Problem details:
Reproduce the entries in full, with no changes.

Data extract:
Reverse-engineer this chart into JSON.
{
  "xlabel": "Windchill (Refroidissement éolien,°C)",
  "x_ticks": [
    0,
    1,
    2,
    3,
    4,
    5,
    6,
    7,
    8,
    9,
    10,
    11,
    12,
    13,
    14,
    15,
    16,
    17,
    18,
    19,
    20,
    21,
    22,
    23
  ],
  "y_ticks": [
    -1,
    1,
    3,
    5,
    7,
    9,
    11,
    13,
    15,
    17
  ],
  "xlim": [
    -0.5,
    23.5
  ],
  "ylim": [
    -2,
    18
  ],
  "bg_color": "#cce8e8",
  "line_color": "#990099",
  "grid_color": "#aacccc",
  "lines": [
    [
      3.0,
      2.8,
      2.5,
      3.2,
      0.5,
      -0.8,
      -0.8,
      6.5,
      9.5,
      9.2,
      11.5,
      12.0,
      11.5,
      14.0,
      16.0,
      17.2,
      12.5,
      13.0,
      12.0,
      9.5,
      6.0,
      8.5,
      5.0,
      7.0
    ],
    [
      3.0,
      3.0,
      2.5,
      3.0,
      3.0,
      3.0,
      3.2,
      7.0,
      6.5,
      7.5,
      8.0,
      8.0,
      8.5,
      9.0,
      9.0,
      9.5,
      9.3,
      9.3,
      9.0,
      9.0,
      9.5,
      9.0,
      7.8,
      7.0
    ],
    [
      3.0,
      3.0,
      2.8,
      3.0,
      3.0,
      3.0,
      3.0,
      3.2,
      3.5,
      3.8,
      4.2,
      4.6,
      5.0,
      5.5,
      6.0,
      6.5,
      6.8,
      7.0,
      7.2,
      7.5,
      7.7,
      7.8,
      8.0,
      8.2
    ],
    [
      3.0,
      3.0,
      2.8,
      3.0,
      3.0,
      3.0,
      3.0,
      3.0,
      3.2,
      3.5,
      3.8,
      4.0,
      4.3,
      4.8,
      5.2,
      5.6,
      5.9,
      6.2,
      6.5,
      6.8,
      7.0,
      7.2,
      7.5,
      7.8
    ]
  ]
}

Task output:
Reverse-engineer this chart into JSON.
{
  "xlabel": "Windchill (Refroidissement éolien,°C)",
  "x_ticks": [
    0,
    1,
    2,
    3,
    4,
    5,
    6,
    7,
    8,
    9,
    10,
    11,
    12,
    13,
    14,
    15,
    16,
    17,
    18,
    19,
    20,
    21,
    22,
    23
  ],
  "y_ticks": [
    -1,
    1,
    3,
    5,
    7,
    9,
    11,
    13,
    15,
    17
  ],
  "xlim": [
    -0.5,
    23.5
  ],
  "ylim": [
    -2,
    18
  ],
  "bg_color": "#cce8e8",
  "line_color": "#990099",
  "grid_color": "#aacccc",
  "lines": [
    [
      3.0,
      2.8,
      2.5,
      3.2,
      0.5,
      -0.8,
      -0.8,
      6.5,
      9.5,
      9.2,
      11.5,
      12.0,
      11.5,
      14.0,
      16.0,
      17.2,
      12.5,
      13.0,
      12.0,
      9.5,
      6.0,
      8.5,
      5.0,
      7.0
    ],
    [
      3.0,
      3.0,
      2.5,
      3.0,
      3.0,
      3.0,
      3.2,
      7.0,
      6.5,
      7.5,
      8.0,
      8.0,
      8.5,
      9.0,
      9.0,
      9.5,
      9.3,
      9.3,
      9.0,
      9.0,
      9.5,
      9.0,
      7.8,
      7.0
    ],
    [
      3.0,
      3.0,
      2.8,
      3.0,
      3.0,
      3.0,
      3.0,
      3.2,
      3.5,
      3.8,
      4.2,
      4.6,
      5.0,
      5.5,
      6.0,
      6.5,
      6.8,
      7.0,
      7.2,
      7.5,
      7.7,
      7.8,
      8.0,
      8.2
    ],
    [
      3.0,
      3.0,
      2.8,
      3.0,
      3.0,
      3.0,
      3.0,
      3.0,
      3.2,
      3.5,
      3.8,
      4.0,
      4.3,
      4.8,
      5.2,
      5.6,
      5.9,
      6.2,
      6.5,
      6.8,
      7.0,
      7.2,
      7.5,
      7.8
    ]
  ]
}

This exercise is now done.